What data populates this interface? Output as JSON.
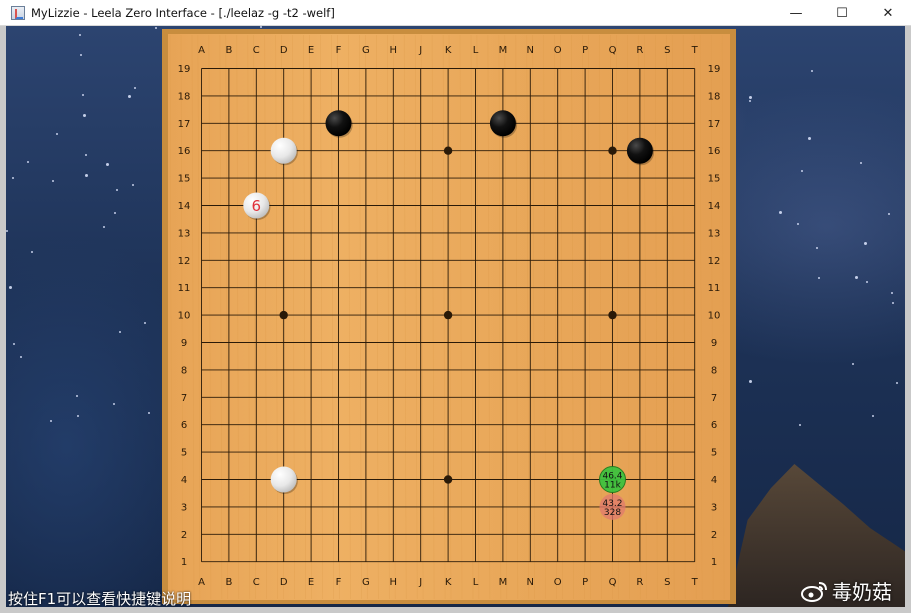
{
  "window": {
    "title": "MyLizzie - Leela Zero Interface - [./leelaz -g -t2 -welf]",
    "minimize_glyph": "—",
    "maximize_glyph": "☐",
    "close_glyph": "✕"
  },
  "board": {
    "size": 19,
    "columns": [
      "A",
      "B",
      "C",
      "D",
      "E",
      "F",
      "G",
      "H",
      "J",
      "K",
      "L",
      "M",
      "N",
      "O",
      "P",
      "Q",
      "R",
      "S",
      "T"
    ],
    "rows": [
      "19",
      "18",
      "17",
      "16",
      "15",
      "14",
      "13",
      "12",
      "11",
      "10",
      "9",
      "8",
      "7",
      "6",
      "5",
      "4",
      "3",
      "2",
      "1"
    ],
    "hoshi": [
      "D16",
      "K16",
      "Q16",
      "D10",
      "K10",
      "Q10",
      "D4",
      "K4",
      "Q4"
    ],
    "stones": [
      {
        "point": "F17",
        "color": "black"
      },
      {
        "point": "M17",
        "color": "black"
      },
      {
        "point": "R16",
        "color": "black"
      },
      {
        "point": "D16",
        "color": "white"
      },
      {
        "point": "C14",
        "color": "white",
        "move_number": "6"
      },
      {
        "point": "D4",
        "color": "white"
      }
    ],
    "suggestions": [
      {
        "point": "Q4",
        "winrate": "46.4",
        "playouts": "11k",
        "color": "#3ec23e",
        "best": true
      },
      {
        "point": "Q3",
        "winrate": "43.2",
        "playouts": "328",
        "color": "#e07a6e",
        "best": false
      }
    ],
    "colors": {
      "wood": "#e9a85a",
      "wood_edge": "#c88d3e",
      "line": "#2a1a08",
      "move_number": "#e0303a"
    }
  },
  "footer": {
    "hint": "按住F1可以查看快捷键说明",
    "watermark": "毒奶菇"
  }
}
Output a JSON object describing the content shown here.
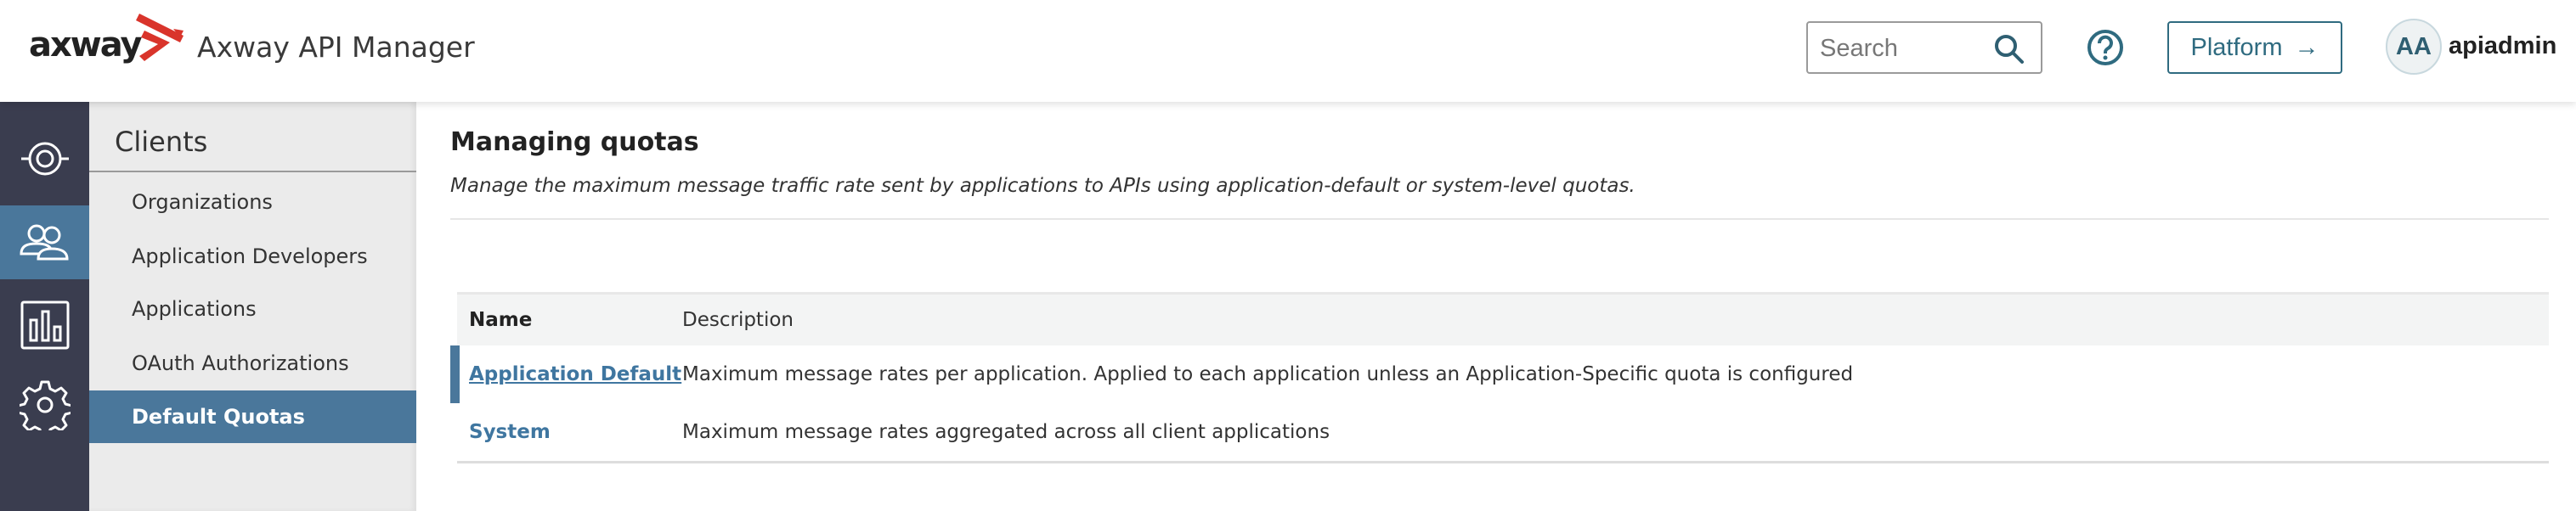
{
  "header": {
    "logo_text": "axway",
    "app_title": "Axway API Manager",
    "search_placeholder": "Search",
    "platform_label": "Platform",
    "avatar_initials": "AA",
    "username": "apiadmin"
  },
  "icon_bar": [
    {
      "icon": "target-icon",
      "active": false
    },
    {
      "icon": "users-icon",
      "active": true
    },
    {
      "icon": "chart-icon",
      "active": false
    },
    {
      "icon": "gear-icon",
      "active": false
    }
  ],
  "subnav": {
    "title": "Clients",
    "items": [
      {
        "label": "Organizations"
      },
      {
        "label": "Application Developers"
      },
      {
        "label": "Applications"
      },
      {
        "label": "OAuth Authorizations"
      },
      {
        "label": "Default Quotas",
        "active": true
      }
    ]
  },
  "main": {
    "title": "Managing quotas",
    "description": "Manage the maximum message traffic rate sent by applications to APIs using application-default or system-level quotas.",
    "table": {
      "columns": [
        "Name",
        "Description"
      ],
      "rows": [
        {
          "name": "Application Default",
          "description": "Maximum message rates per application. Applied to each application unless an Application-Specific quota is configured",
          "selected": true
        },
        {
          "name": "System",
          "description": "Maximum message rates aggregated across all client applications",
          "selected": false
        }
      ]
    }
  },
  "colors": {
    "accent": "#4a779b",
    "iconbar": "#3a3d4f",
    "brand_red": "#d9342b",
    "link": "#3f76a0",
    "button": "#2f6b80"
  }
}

GOAL OF THE EXERCISE
Print the whole listing above once more, word for word, without its pictures.

EXPECTED ANSWER
What data populates this interface? Output as JSON.
{
  "window": {
    "title": "MyLizzie - Leela Zero Interface - [./leelaz -g -t2 -welf]",
    "minimize_glyph": "—",
    "maximize_glyph": "☐",
    "close_glyph": "✕"
  },
  "board": {
    "size": 19,
    "columns": [
      "A",
      "B",
      "C",
      "D",
      "E",
      "F",
      "G",
      "H",
      "J",
      "K",
      "L",
      "M",
      "N",
      "O",
      "P",
      "Q",
      "R",
      "S",
      "T"
    ],
    "rows": [
      "19",
      "18",
      "17",
      "16",
      "15",
      "14",
      "13",
      "12",
      "11",
      "10",
      "9",
      "8",
      "7",
      "6",
      "5",
      "4",
      "3",
      "2",
      "1"
    ],
    "hoshi": [
      "D16",
      "K16",
      "Q16",
      "D10",
      "K10",
      "Q10",
      "D4",
      "K4",
      "Q4"
    ],
    "stones": [
      {
        "point": "F17",
        "color": "black"
      },
      {
        "point": "M17",
        "color": "black"
      },
      {
        "point": "R16",
        "color": "black"
      },
      {
        "point": "D16",
        "color": "white"
      },
      {
        "point": "C14",
        "color": "white",
        "move_number": "6"
      },
      {
        "point": "D4",
        "color": "white"
      }
    ],
    "suggestions": [
      {
        "point": "Q4",
        "winrate": "46.4",
        "playouts": "11k",
        "color": "#3ec23e",
        "best": true
      },
      {
        "point": "Q3",
        "winrate": "43.2",
        "playouts": "328",
        "color": "#e07a6e",
        "best": false
      }
    ],
    "colors": {
      "wood": "#e9a85a",
      "wood_edge": "#c88d3e",
      "line": "#2a1a08",
      "move_number": "#e0303a"
    }
  },
  "footer": {
    "hint": "按住F1可以查看快捷键说明",
    "watermark": "毒奶菇"
  }
}
Output a JSON object describing the content shown here.
{
  "header": {
    "logo_text": "axway",
    "app_title": "Axway API Manager",
    "search_placeholder": "Search",
    "platform_label": "Platform",
    "avatar_initials": "AA",
    "username": "apiadmin"
  },
  "icon_bar": [
    {
      "icon": "target-icon",
      "active": false
    },
    {
      "icon": "users-icon",
      "active": true
    },
    {
      "icon": "chart-icon",
      "active": false
    },
    {
      "icon": "gear-icon",
      "active": false
    }
  ],
  "subnav": {
    "title": "Clients",
    "items": [
      {
        "label": "Organizations"
      },
      {
        "label": "Application Developers"
      },
      {
        "label": "Applications"
      },
      {
        "label": "OAuth Authorizations"
      },
      {
        "label": "Default Quotas",
        "active": true
      }
    ]
  },
  "main": {
    "title": "Managing quotas",
    "description": "Manage the maximum message traffic rate sent by applications to APIs using application-default or system-level quotas.",
    "table": {
      "columns": [
        "Name",
        "Description"
      ],
      "rows": [
        {
          "name": "Application Default",
          "description": "Maximum message rates per application. Applied to each application unless an Application-Specific quota is configured",
          "selected": true
        },
        {
          "name": "System",
          "description": "Maximum message rates aggregated across all client applications",
          "selected": false
        }
      ]
    }
  },
  "colors": {
    "accent": "#4a779b",
    "iconbar": "#3a3d4f",
    "brand_red": "#d9342b",
    "link": "#3f76a0",
    "button": "#2f6b80"
  }
}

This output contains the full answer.